[Dataset entries]
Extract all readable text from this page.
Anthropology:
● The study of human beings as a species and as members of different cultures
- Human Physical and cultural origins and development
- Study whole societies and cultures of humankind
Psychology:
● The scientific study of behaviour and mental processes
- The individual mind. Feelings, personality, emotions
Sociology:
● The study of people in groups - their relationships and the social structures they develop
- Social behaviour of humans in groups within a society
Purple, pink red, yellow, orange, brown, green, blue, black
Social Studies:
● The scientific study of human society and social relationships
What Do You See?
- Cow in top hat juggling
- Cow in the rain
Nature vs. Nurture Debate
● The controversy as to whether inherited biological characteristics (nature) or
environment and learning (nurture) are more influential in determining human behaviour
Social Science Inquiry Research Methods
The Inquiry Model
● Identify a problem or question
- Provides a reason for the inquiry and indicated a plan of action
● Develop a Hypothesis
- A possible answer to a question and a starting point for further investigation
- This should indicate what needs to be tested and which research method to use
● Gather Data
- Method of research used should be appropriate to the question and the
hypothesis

▶ **Exercise brief**
List all lines in the material containing the string "groups".

▶ **Answer in full**
● The study of people in groups - their relationships and the social structures they develop
- Social behaviour of humans in groups within a society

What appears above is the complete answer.